[WHAT YOU NEED TO DO]:
Track down every line below that holds "related" and copy it.

Collected data

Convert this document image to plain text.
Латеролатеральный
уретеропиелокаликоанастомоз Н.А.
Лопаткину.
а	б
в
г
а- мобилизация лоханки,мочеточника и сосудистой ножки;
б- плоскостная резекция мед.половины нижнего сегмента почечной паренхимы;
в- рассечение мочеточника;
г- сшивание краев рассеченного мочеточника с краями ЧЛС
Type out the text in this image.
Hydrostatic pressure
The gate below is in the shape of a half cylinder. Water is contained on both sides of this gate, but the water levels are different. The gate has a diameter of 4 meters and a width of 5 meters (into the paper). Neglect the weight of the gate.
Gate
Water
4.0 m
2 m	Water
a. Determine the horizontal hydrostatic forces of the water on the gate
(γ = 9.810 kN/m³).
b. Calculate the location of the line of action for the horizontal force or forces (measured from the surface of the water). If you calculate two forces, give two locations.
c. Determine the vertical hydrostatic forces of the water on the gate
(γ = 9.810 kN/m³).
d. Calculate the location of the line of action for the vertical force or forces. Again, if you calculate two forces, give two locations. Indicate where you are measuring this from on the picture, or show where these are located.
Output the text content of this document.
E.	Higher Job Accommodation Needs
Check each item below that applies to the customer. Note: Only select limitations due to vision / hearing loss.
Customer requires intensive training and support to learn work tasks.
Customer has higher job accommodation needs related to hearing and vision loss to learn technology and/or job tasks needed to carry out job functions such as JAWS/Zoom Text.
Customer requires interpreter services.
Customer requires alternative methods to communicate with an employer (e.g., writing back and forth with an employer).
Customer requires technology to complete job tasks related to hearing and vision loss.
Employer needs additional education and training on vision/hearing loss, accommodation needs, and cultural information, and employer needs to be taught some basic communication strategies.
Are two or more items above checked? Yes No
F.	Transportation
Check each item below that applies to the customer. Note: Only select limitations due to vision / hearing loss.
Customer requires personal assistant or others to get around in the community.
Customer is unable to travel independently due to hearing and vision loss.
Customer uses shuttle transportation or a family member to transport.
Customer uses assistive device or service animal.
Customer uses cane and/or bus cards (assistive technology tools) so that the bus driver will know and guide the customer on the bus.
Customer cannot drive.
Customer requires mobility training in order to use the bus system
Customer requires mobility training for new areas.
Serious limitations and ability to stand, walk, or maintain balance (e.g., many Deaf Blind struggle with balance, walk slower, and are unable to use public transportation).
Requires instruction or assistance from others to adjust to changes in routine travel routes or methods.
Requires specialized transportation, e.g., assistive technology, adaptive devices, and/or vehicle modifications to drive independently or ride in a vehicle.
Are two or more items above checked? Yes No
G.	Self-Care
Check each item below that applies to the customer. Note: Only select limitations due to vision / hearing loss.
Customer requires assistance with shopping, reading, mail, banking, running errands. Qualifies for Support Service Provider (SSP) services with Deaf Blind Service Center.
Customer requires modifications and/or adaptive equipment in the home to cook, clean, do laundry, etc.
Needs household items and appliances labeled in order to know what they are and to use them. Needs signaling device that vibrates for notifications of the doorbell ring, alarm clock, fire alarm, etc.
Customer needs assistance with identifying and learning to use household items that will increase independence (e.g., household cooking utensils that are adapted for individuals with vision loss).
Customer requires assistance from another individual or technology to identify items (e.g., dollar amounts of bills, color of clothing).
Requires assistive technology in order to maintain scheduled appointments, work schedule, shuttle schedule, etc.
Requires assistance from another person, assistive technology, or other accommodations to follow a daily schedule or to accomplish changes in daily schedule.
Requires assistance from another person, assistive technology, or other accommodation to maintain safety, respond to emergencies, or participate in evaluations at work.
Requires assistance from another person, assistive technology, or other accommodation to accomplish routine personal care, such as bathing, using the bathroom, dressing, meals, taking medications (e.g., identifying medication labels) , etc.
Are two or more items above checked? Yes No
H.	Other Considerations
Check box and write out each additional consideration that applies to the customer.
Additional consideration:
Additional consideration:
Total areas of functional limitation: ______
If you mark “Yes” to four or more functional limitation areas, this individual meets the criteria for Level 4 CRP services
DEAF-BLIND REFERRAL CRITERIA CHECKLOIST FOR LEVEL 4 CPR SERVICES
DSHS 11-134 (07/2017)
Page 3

[ANSWER TO THIS PROBLEM]:
Customer has higher job accommodation needs related to hearing and vision loss to learn technology and/or job tasks needed to carry out job functions such as JAWS/Zoom Text.
Customer requires technology to complete job tasks related to hearing and vision loss.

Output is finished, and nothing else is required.